### STATED TASK
In the listing below, count the lines containing the string "numeral" and state only the number.

# Start of DATA ENTRIES

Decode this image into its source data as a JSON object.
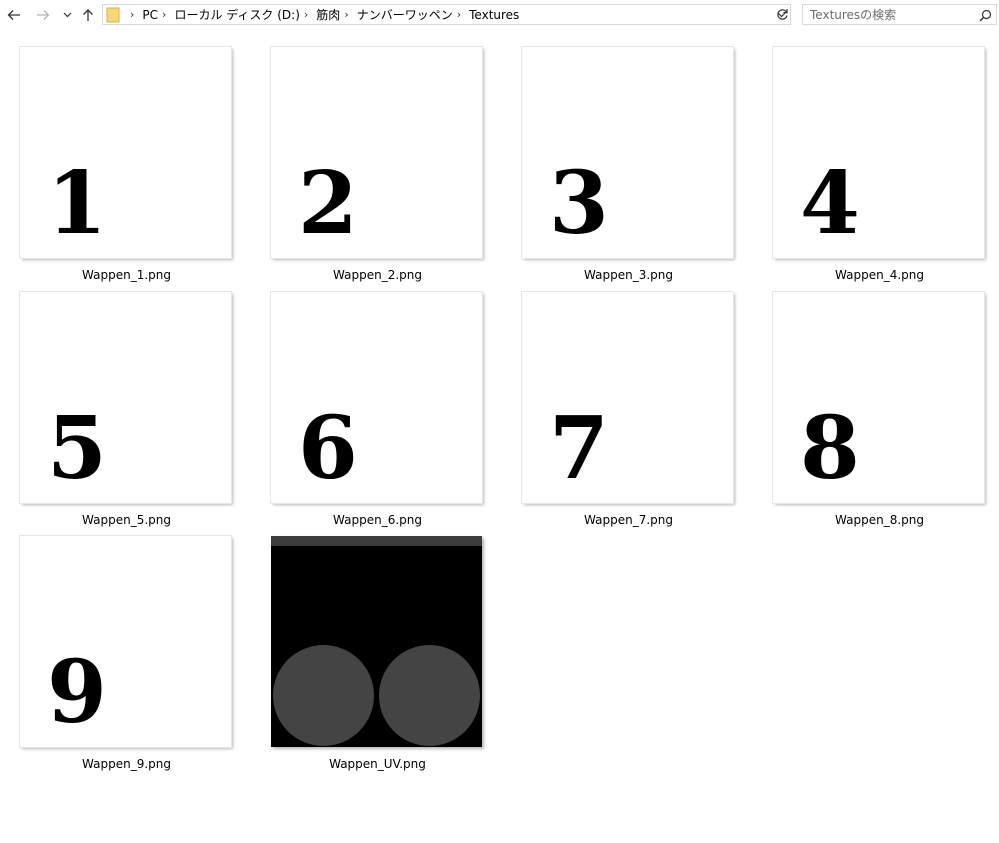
{
  "nav": {
    "back_icon": "arrow-left-icon",
    "forward_icon": "arrow-right-icon",
    "recent_icon": "chevron-down-icon",
    "up_icon": "arrow-up-icon"
  },
  "address_bar": {
    "crumbs": [
      "PC",
      "ローカル ディスク (D:)",
      "筋肉",
      "ナンバーワッペン",
      "Textures"
    ]
  },
  "search": {
    "placeholder": "Texturesの検索"
  },
  "files": [
    {
      "name": "Wappen_1.png",
      "numeral": "1"
    },
    {
      "name": "Wappen_2.png",
      "numeral": "2"
    },
    {
      "name": "Wappen_3.png",
      "numeral": "3"
    },
    {
      "name": "Wappen_4.png",
      "numeral": "4"
    },
    {
      "name": "Wappen_5.png",
      "numeral": "5"
    },
    {
      "name": "Wappen_6.png",
      "numeral": "6"
    },
    {
      "name": "Wappen_7.png",
      "numeral": "7"
    },
    {
      "name": "Wappen_8.png",
      "numeral": "8"
    },
    {
      "name": "Wappen_9.png",
      "numeral": "9"
    },
    {
      "name": "Wappen_UV.png",
      "numeral": ""
    }
  ],
  "colors": {
    "uv_background": "#000000",
    "uv_circles": "#444444",
    "uv_top_bar": "#3c3c3c"
  }
}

# End of DATA ENTRIES

### RESULT OF THE EXERCISE
10